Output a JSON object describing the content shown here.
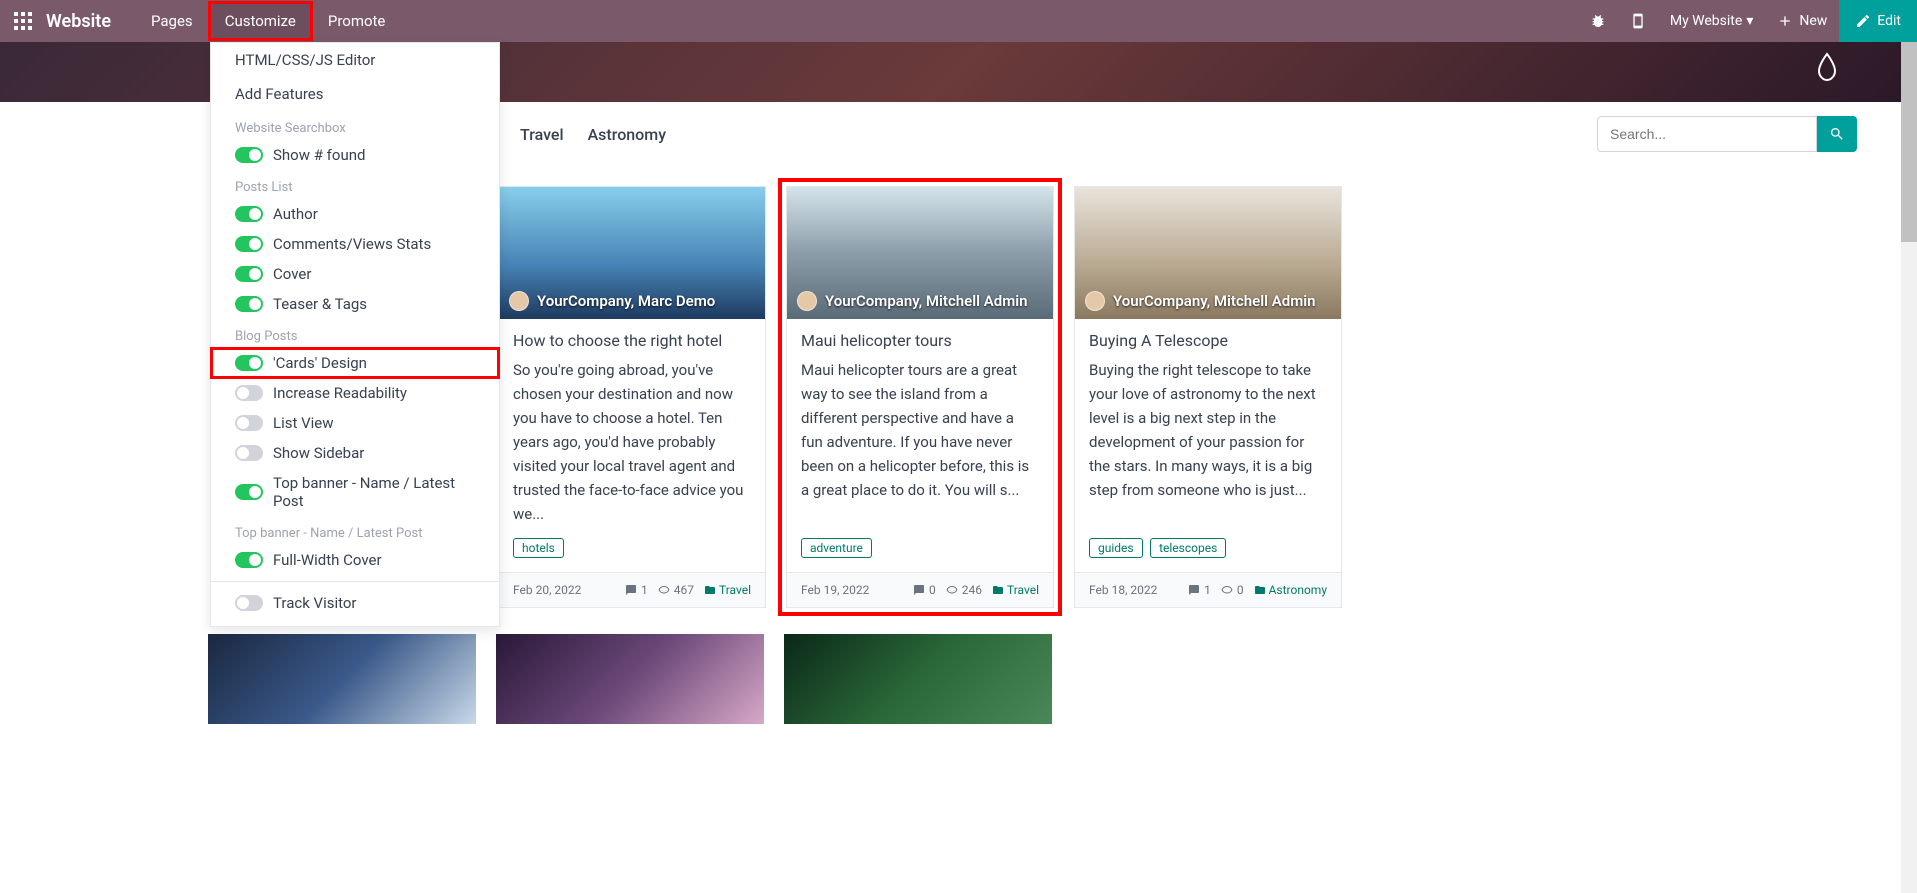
{
  "topbar": {
    "brand": "Website",
    "nav": {
      "pages": "Pages",
      "customize": "Customize",
      "promote": "Promote"
    },
    "my_website": "My Website",
    "new": "New",
    "edit": "Edit"
  },
  "dropdown": {
    "items": {
      "html_editor": "HTML/CSS/JS Editor",
      "add_features": "Add Features"
    },
    "headers": {
      "searchbox": "Website Searchbox",
      "posts_list": "Posts List",
      "blog_posts": "Blog Posts",
      "top_banner": "Top banner - Name / Latest Post"
    },
    "toggles": {
      "show_found": "Show # found",
      "author": "Author",
      "comments_views": "Comments/Views Stats",
      "cover": "Cover",
      "teaser_tags": "Teaser & Tags",
      "cards_design": "'Cards' Design",
      "increase_readability": "Increase Readability",
      "list_view": "List View",
      "show_sidebar": "Show Sidebar",
      "top_banner": "Top banner - Name / Latest Post",
      "full_width_cover": "Full-Width Cover",
      "track_visitor": "Track Visitor"
    }
  },
  "filters": {
    "travel": "Travel",
    "astronomy": "Astronomy"
  },
  "search": {
    "placeholder": "Search..."
  },
  "cards": [
    {
      "author": "YourCompany, Marc Demo",
      "title": "How to choose the right hotel",
      "text": "So you're going abroad, you've chosen your destination and now you have to choose a hotel. Ten years ago, you'd have probably visited your local travel agent and trusted the face-to-face advice you we...",
      "tags": [
        "hotels"
      ],
      "date": "Feb 20, 2022",
      "comments": "1",
      "views": "467",
      "category": "Travel"
    },
    {
      "author": "YourCompany, Mitchell Admin",
      "title": "Maui helicopter tours",
      "text": "Maui helicopter tours are a great way to see the island from a different perspective and have a fun adventure. If you have never been on a helicopter before, this is a great place to do it. You will s...",
      "tags": [
        "adventure"
      ],
      "date": "Feb 19, 2022",
      "comments": "0",
      "views": "246",
      "category": "Travel"
    },
    {
      "author": "YourCompany, Mitchell Admin",
      "title": "Buying A Telescope",
      "text": "Buying the right telescope to take your love of astronomy to the next level is a big next step in the development of your passion for the stars. In many ways, it is a big step from someone who is just...",
      "tags": [
        "guides",
        "telescopes"
      ],
      "date": "Feb 18, 2022",
      "comments": "1",
      "views": "0",
      "category": "Astronomy"
    }
  ]
}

### What is required
Every entry above needs to be retyped exactly; drop the pictures.

### The solution
Output a JSON object describing the content shown here.
{
  "topbar": {
    "brand": "Website",
    "nav": {
      "pages": "Pages",
      "customize": "Customize",
      "promote": "Promote"
    },
    "my_website": "My Website",
    "new": "New",
    "edit": "Edit"
  },
  "dropdown": {
    "items": {
      "html_editor": "HTML/CSS/JS Editor",
      "add_features": "Add Features"
    },
    "headers": {
      "searchbox": "Website Searchbox",
      "posts_list": "Posts List",
      "blog_posts": "Blog Posts",
      "top_banner": "Top banner - Name / Latest Post"
    },
    "toggles": {
      "show_found": "Show # found",
      "author": "Author",
      "comments_views": "Comments/Views Stats",
      "cover": "Cover",
      "teaser_tags": "Teaser & Tags",
      "cards_design": "'Cards' Design",
      "increase_readability": "Increase Readability",
      "list_view": "List View",
      "show_sidebar": "Show Sidebar",
      "top_banner": "Top banner - Name / Latest Post",
      "full_width_cover": "Full-Width Cover",
      "track_visitor": "Track Visitor"
    }
  },
  "filters": {
    "travel": "Travel",
    "astronomy": "Astronomy"
  },
  "search": {
    "placeholder": "Search..."
  },
  "cards": [
    {
      "author": "YourCompany, Marc Demo",
      "title": "How to choose the right hotel",
      "text": "So you're going abroad, you've chosen your destination and now you have to choose a hotel. Ten years ago, you'd have probably visited your local travel agent and trusted the face-to-face advice you we...",
      "tags": [
        "hotels"
      ],
      "date": "Feb 20, 2022",
      "comments": "1",
      "views": "467",
      "category": "Travel"
    },
    {
      "author": "YourCompany, Mitchell Admin",
      "title": "Maui helicopter tours",
      "text": "Maui helicopter tours are a great way to see the island from a different perspective and have a fun adventure. If you have never been on a helicopter before, this is a great place to do it. You will s...",
      "tags": [
        "adventure"
      ],
      "date": "Feb 19, 2022",
      "comments": "0",
      "views": "246",
      "category": "Travel"
    },
    {
      "author": "YourCompany, Mitchell Admin",
      "title": "Buying A Telescope",
      "text": "Buying the right telescope to take your love of astronomy to the next level is a big next step in the development of your passion for the stars. In many ways, it is a big step from someone who is just...",
      "tags": [
        "guides",
        "telescopes"
      ],
      "date": "Feb 18, 2022",
      "comments": "1",
      "views": "0",
      "category": "Astronomy"
    }
  ]
}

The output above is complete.